WHAT NEEDS TO BE DONE: Among the lines below, list those containing the string "Kamińskiego".

-----

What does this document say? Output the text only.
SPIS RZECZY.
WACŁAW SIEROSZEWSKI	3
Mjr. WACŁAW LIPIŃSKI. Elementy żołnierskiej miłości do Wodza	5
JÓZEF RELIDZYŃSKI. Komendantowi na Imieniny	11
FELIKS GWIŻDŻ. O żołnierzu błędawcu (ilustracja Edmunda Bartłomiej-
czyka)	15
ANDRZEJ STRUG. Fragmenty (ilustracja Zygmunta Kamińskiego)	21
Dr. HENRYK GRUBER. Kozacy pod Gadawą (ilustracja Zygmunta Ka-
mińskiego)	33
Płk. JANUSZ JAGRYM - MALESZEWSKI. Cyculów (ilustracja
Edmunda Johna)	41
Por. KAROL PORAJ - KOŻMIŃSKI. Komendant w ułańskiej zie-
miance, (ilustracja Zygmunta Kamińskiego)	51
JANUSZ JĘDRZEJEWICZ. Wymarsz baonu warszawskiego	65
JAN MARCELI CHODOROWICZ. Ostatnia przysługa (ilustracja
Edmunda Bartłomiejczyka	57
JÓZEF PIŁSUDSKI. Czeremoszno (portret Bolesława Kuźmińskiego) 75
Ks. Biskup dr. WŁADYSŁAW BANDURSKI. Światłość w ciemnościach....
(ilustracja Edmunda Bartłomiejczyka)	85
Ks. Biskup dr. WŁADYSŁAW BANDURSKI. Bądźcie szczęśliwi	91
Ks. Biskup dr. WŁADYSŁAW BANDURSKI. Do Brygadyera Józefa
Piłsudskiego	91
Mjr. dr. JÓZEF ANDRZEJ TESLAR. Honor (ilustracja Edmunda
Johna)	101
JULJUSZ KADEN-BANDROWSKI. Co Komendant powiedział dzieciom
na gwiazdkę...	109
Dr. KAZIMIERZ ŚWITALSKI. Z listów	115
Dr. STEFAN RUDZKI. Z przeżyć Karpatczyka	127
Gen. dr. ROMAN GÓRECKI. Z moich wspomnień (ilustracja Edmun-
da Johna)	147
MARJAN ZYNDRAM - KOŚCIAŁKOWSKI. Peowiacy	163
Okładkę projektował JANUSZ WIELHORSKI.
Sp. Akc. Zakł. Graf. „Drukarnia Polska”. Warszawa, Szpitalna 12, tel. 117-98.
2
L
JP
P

-----

EXERCISE SOLUTION:
ANDRZEJ STRUG. Fragmenty (ilustracja Zygmunta Kamińskiego)	21
miance, (ilustracja Zygmunta Kamińskiego)	51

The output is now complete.